**SHORT EXERCISE**
Tell how many lines include the string "อาคารโรงเก". Answer with a single number.

Entries from a dataset
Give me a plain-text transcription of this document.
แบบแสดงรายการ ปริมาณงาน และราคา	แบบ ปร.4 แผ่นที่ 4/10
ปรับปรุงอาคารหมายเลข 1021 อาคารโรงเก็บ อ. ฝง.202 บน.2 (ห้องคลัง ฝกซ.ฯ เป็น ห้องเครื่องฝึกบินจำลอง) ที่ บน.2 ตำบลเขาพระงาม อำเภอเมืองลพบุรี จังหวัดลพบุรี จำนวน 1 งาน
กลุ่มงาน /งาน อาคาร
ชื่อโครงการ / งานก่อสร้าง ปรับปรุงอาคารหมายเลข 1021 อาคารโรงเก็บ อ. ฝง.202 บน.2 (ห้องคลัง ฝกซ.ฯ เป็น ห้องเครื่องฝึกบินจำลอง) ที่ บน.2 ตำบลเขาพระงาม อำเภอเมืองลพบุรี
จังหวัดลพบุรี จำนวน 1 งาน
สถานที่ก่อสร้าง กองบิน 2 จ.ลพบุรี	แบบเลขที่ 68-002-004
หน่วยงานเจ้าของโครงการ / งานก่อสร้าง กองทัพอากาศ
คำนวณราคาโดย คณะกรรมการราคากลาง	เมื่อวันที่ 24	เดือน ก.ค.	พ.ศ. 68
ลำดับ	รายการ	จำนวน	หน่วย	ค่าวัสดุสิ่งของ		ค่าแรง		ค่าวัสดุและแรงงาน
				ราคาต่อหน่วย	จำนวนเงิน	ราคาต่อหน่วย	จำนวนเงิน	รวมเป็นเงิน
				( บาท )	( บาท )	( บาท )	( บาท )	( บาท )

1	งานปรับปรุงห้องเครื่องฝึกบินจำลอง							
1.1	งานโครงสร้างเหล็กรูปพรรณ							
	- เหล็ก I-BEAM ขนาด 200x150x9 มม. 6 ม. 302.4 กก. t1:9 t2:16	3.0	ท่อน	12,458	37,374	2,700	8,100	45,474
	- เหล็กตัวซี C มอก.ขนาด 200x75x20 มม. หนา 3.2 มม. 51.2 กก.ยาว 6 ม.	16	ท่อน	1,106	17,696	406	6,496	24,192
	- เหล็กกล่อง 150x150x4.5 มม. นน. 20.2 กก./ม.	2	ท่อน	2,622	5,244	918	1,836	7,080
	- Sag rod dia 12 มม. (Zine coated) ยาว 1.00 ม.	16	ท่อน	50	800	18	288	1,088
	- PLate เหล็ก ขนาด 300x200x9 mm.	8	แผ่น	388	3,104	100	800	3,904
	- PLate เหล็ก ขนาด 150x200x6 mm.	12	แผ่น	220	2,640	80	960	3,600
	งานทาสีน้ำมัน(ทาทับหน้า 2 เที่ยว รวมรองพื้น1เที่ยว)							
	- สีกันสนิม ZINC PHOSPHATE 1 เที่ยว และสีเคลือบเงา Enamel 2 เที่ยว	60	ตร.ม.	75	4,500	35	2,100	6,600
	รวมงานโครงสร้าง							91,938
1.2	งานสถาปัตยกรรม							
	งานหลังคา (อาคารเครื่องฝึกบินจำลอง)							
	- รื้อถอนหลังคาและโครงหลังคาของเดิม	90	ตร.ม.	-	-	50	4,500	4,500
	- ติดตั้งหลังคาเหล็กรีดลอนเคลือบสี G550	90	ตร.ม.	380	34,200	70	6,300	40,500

**CORRECT RESPONSE**
2